## Exercise
Leave out all pictures. Extract exactly the lines from the one containing "Read all visible content and emit it as JSON." through the end of the data.

## Excerpts from a figure dataset
━━━━━━━━━━━━━━━━━━━━

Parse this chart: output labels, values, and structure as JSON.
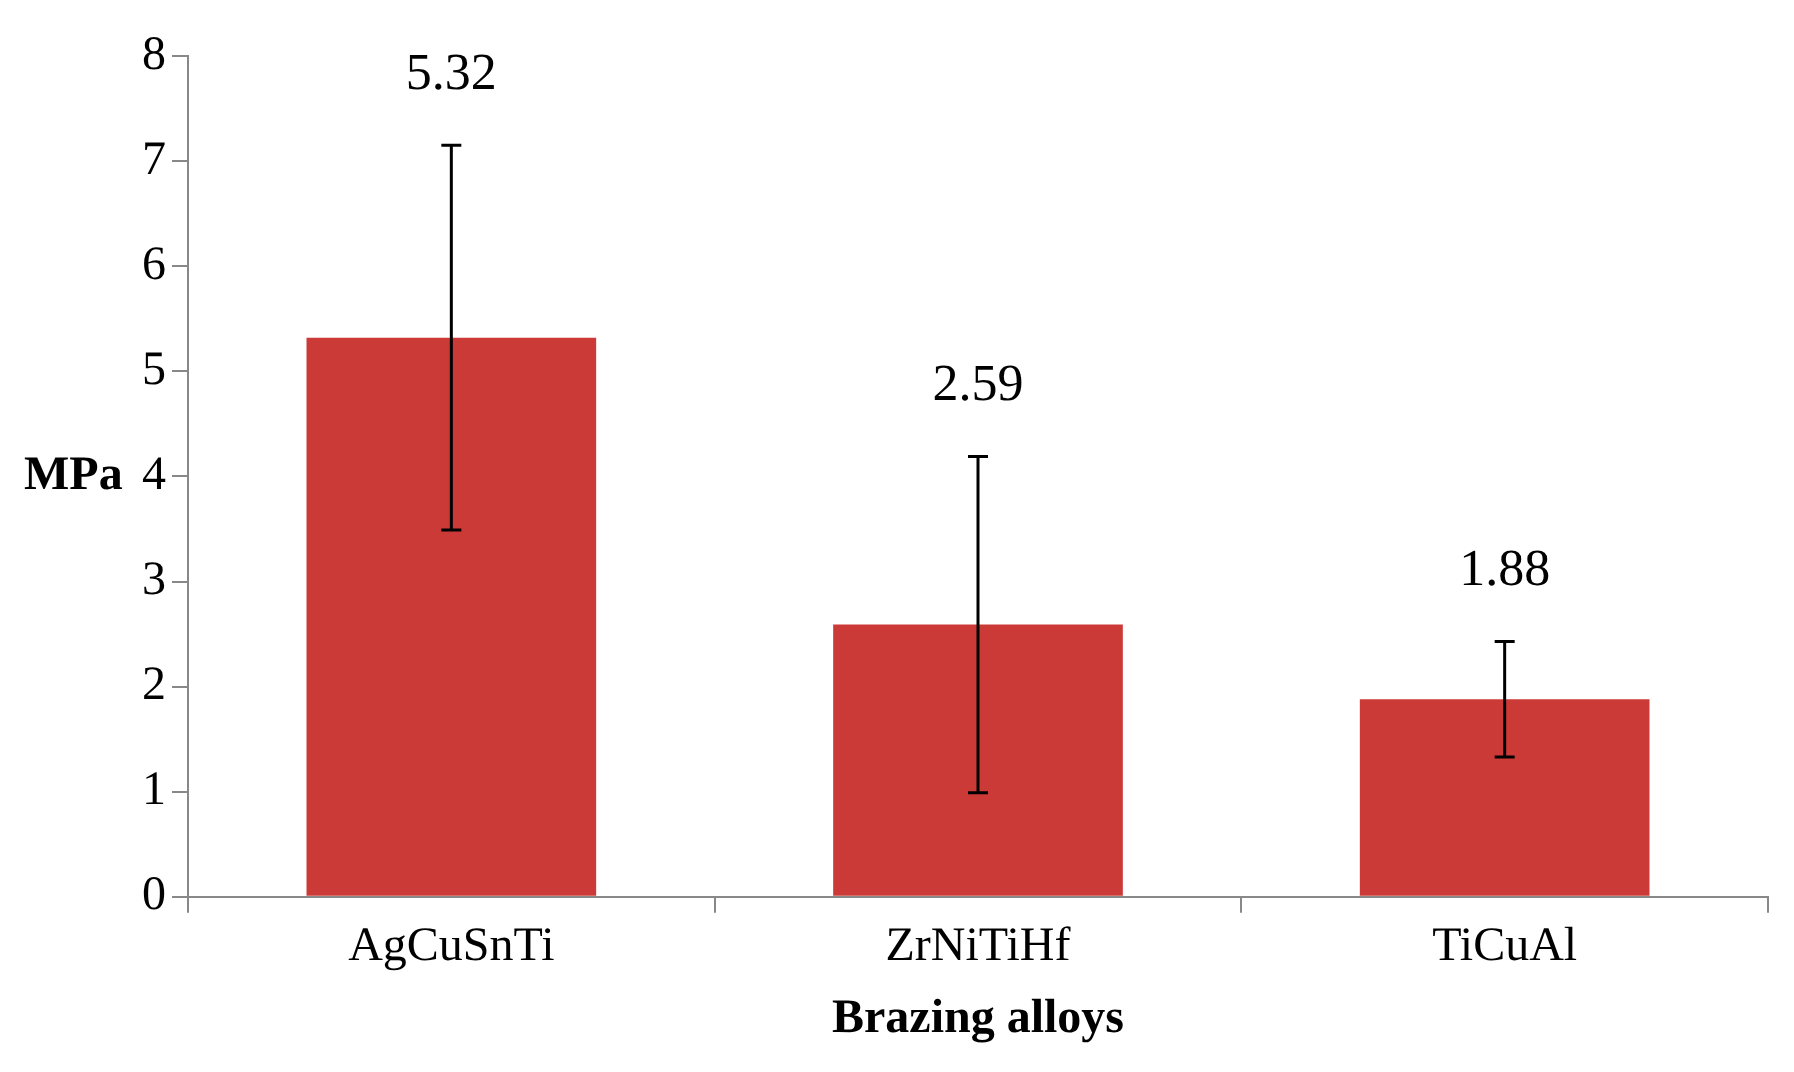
{
  "chart_data": {
    "type": "bar",
    "xlabel": "Brazing alloys",
    "ylabel": "MPa",
    "categories": [
      "AgCuSnTi",
      "ZrNiTiHf",
      "TiCuAl"
    ],
    "values": [
      5.32,
      2.59,
      1.88
    ],
    "errors": [
      1.83,
      1.6,
      0.55
    ],
    "color": "#cc3a37",
    "ylim": [
      0,
      8
    ],
    "yticks": [
      0,
      1,
      2,
      3,
      4,
      5,
      6,
      7,
      8
    ],
    "annotations": [
      {
        "text": "5.32",
        "x": "AgCuSnTi",
        "y": 7.15
      },
      {
        "text": "2.59",
        "x": "ZrNiTiHf",
        "y": 4.19
      },
      {
        "text": "1.88",
        "x": "TiCuAl",
        "y": 2.43
      }
    ],
    "grid": false,
    "legend": false
  }
}
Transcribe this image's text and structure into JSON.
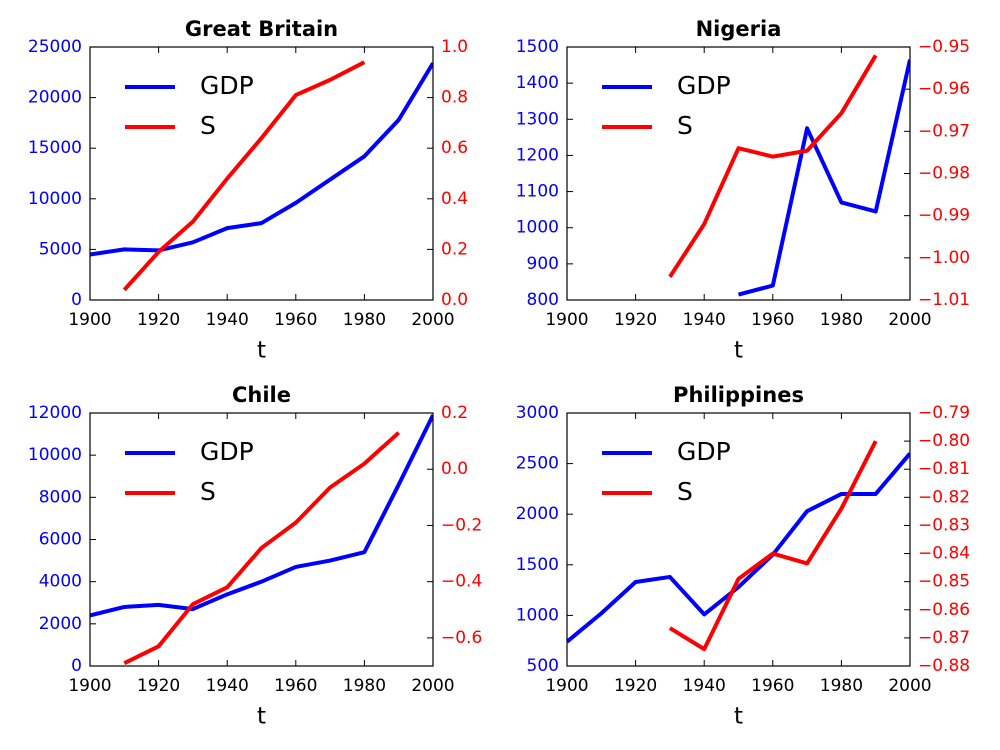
{
  "chart_data": [
    {
      "type": "line",
      "title": "Great Britain",
      "xlabel": "t",
      "x": [
        1900,
        1910,
        1920,
        1930,
        1940,
        1950,
        1960,
        1970,
        1980,
        1990,
        2000
      ],
      "xlim": [
        1900,
        2000
      ],
      "xticks": [
        1900,
        1920,
        1940,
        1960,
        1980,
        2000
      ],
      "ylim": [
        0,
        25000
      ],
      "yticks": [
        0,
        5000,
        10000,
        15000,
        20000,
        25000
      ],
      "y2lim": [
        0,
        1.0
      ],
      "y2ticks": [
        {
          "value": 0,
          "label": "0.0"
        },
        0.2,
        0.4,
        0.6,
        0.8,
        {
          "value": 1.0,
          "label": "1.0"
        }
      ],
      "legend": "upper left",
      "series": [
        {
          "name": "GDP",
          "color": "#0000ff",
          "axis": "y",
          "values": [
            4500,
            5000,
            4900,
            5700,
            7100,
            7600,
            9600,
            11900,
            14200,
            17800,
            23400
          ]
        },
        {
          "name": "S",
          "color": "#ff0000",
          "axis": "y2",
          "values": [
            null,
            0.04,
            0.19,
            0.31,
            0.48,
            0.64,
            0.81,
            0.87,
            0.94,
            null,
            null
          ]
        }
      ]
    },
    {
      "type": "line",
      "title": "Nigeria",
      "xlabel": "t",
      "x": [
        1900,
        1910,
        1920,
        1930,
        1940,
        1950,
        1960,
        1970,
        1980,
        1990,
        2000
      ],
      "xlim": [
        1900,
        2000
      ],
      "xticks": [
        1900,
        1920,
        1940,
        1960,
        1980,
        2000
      ],
      "ylim": [
        800,
        1500
      ],
      "yticks": [
        800,
        900,
        1000,
        1100,
        1200,
        1300,
        1400,
        1500
      ],
      "y2lim": [
        -1.01,
        -0.95
      ],
      "y2ticks": [
        {
          "value": -1.01,
          "label": "−1.01"
        },
        {
          "value": -1.0,
          "label": "−1.00"
        },
        {
          "value": -0.99,
          "label": "−0.99"
        },
        {
          "value": -0.98,
          "label": "−0.98"
        },
        {
          "value": -0.97,
          "label": "−0.97"
        },
        {
          "value": -0.96,
          "label": "−0.96"
        },
        {
          "value": -0.95,
          "label": "−0.95"
        }
      ],
      "legend": "upper left",
      "series": [
        {
          "name": "GDP",
          "color": "#0000ff",
          "axis": "y",
          "values": [
            null,
            null,
            null,
            null,
            null,
            815,
            840,
            1275,
            1070,
            1045,
            1465
          ]
        },
        {
          "name": "S",
          "color": "#ff0000",
          "axis": "y2",
          "values": [
            null,
            null,
            null,
            -1.0045,
            -0.992,
            -0.974,
            -0.976,
            -0.9746,
            -0.9657,
            -0.952,
            null
          ]
        }
      ]
    },
    {
      "type": "line",
      "title": "Chile",
      "xlabel": "t",
      "x": [
        1900,
        1910,
        1920,
        1930,
        1940,
        1950,
        1960,
        1970,
        1980,
        1990,
        2000
      ],
      "xlim": [
        1900,
        2000
      ],
      "xticks": [
        1900,
        1920,
        1940,
        1960,
        1980,
        2000
      ],
      "ylim": [
        0,
        12000
      ],
      "yticks": [
        0,
        2000,
        4000,
        6000,
        8000,
        10000,
        12000
      ],
      "y2lim": [
        -0.7,
        0.2
      ],
      "y2ticks": [
        {
          "value": -0.6,
          "label": "−0.6"
        },
        {
          "value": -0.4,
          "label": "−0.4"
        },
        {
          "value": -0.2,
          "label": "−0.2"
        },
        {
          "value": 0,
          "label": "0.0"
        },
        0.2
      ],
      "legend": "upper left",
      "series": [
        {
          "name": "GDP",
          "color": "#0000ff",
          "axis": "y",
          "values": [
            2400,
            2800,
            2900,
            2700,
            3400,
            4000,
            4700,
            5000,
            5400,
            8600,
            11900
          ]
        },
        {
          "name": "S",
          "color": "#ff0000",
          "axis": "y2",
          "values": [
            null,
            -0.69,
            -0.63,
            -0.48,
            -0.42,
            -0.28,
            -0.19,
            -0.065,
            0.02,
            0.13,
            null
          ]
        }
      ]
    },
    {
      "type": "line",
      "title": "Philippines",
      "xlabel": "t",
      "x": [
        1900,
        1910,
        1920,
        1930,
        1940,
        1950,
        1960,
        1970,
        1980,
        1990,
        2000
      ],
      "xlim": [
        1900,
        2000
      ],
      "xticks": [
        1900,
        1920,
        1940,
        1960,
        1980,
        2000
      ],
      "ylim": [
        500,
        3000
      ],
      "yticks": [
        500,
        1000,
        1500,
        2000,
        2500,
        3000
      ],
      "y2lim": [
        -0.88,
        -0.79
      ],
      "y2ticks": [
        {
          "value": -0.88,
          "label": "−0.88"
        },
        {
          "value": -0.87,
          "label": "−0.87"
        },
        {
          "value": -0.86,
          "label": "−0.86"
        },
        {
          "value": -0.85,
          "label": "−0.85"
        },
        {
          "value": -0.84,
          "label": "−0.84"
        },
        {
          "value": -0.83,
          "label": "−0.83"
        },
        {
          "value": -0.82,
          "label": "−0.82"
        },
        {
          "value": -0.81,
          "label": "−0.81"
        },
        {
          "value": -0.8,
          "label": "−0.80"
        },
        {
          "value": -0.79,
          "label": "−0.79"
        }
      ],
      "legend": "upper left",
      "series": [
        {
          "name": "GDP",
          "color": "#0000ff",
          "axis": "y",
          "values": [
            740,
            1020,
            1330,
            1380,
            1010,
            1280,
            1600,
            2030,
            2200,
            2200,
            2600
          ]
        },
        {
          "name": "S",
          "color": "#ff0000",
          "axis": "y2",
          "values": [
            null,
            null,
            null,
            -0.8665,
            -0.874,
            -0.849,
            -0.84,
            -0.8435,
            -0.824,
            -0.8,
            null
          ]
        }
      ]
    }
  ]
}
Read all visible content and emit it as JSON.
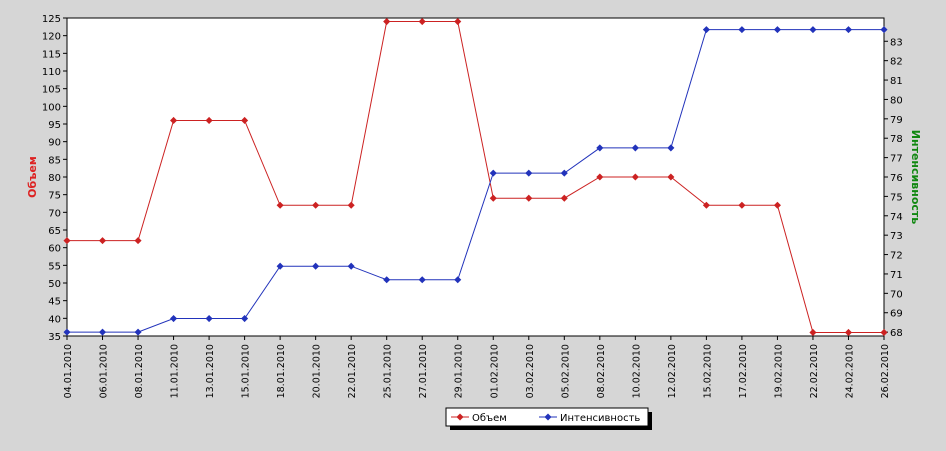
{
  "chart_data": {
    "type": "line",
    "categories": [
      "04.01.2010",
      "06.01.2010",
      "08.01.2010",
      "11.01.2010",
      "13.01.2010",
      "15.01.2010",
      "18.01.2010",
      "20.01.2010",
      "22.01.2010",
      "25.01.2010",
      "27.01.2010",
      "29.01.2010",
      "01.02.2010",
      "03.02.2010",
      "05.02.2010",
      "08.02.2010",
      "10.02.2010",
      "12.02.2010",
      "15.02.2010",
      "17.02.2010",
      "19.02.2010",
      "22.02.2010",
      "24.02.2010",
      "26.02.2010"
    ],
    "series": [
      {
        "name": "Объем",
        "axis": "left",
        "color": "#cc2222",
        "values": [
          62,
          62,
          62,
          96,
          96,
          96,
          72,
          72,
          72,
          124,
          124,
          124,
          74,
          74,
          74,
          80,
          80,
          80,
          72,
          72,
          72,
          36,
          36,
          36
        ]
      },
      {
        "name": "Интенсивность",
        "axis": "right",
        "color": "#2233bb",
        "values": [
          68,
          68,
          68,
          68.7,
          68.7,
          68.7,
          71.4,
          71.4,
          71.4,
          70.7,
          70.7,
          70.7,
          76.2,
          76.2,
          76.2,
          77.5,
          77.5,
          77.5,
          83.6,
          83.6,
          83.6,
          83.6,
          83.6,
          83.6
        ]
      }
    ],
    "ylabel": "Объем",
    "ylabel_color": "#dd2222",
    "y2label": "Интенсивность",
    "y2label_color": "#118811",
    "ylim": [
      35,
      125
    ],
    "yticks": [
      35,
      40,
      45,
      50,
      55,
      60,
      65,
      70,
      75,
      80,
      85,
      90,
      95,
      100,
      105,
      110,
      115,
      120,
      125
    ],
    "y2lim": [
      67.8,
      84.2
    ],
    "y2ticks": [
      68,
      69,
      70,
      71,
      72,
      73,
      74,
      75,
      76,
      77,
      78,
      79,
      80,
      81,
      82,
      83
    ],
    "grid": false,
    "legend_position": "bottom-center"
  }
}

━━━━━━━━━━━━━━━━━━━━

## Task result
Read all visible content and emit it as JSON.
{
  "chart_data": {
    "type": "line",
    "categories": [
      "04.01.2010",
      "06.01.2010",
      "08.01.2010",
      "11.01.2010",
      "13.01.2010",
      "15.01.2010",
      "18.01.2010",
      "20.01.2010",
      "22.01.2010",
      "25.01.2010",
      "27.01.2010",
      "29.01.2010",
      "01.02.2010",
      "03.02.2010",
      "05.02.2010",
      "08.02.2010",
      "10.02.2010",
      "12.02.2010",
      "15.02.2010",
      "17.02.2010",
      "19.02.2010",
      "22.02.2010",
      "24.02.2010",
      "26.02.2010"
    ],
    "series": [
      {
        "name": "Объем",
        "axis": "left",
        "color": "#cc2222",
        "values": [
          62,
          62,
          62,
          96,
          96,
          96,
          72,
          72,
          72,
          124,
          124,
          124,
          74,
          74,
          74,
          80,
          80,
          80,
          72,
          72,
          72,
          36,
          36,
          36
        ]
      },
      {
        "name": "Интенсивность",
        "axis": "right",
        "color": "#2233bb",
        "values": [
          68,
          68,
          68,
          68.7,
          68.7,
          68.7,
          71.4,
          71.4,
          71.4,
          70.7,
          70.7,
          70.7,
          76.2,
          76.2,
          76.2,
          77.5,
          77.5,
          77.5,
          83.6,
          83.6,
          83.6,
          83.6,
          83.6,
          83.6
        ]
      }
    ],
    "ylabel": "Объем",
    "ylabel_color": "#dd2222",
    "y2label": "Интенсивность",
    "y2label_color": "#118811",
    "ylim": [
      35,
      125
    ],
    "yticks": [
      35,
      40,
      45,
      50,
      55,
      60,
      65,
      70,
      75,
      80,
      85,
      90,
      95,
      100,
      105,
      110,
      115,
      120,
      125
    ],
    "y2lim": [
      67.8,
      84.2
    ],
    "y2ticks": [
      68,
      69,
      70,
      71,
      72,
      73,
      74,
      75,
      76,
      77,
      78,
      79,
      80,
      81,
      82,
      83
    ],
    "grid": false,
    "legend_position": "bottom-center"
  }
}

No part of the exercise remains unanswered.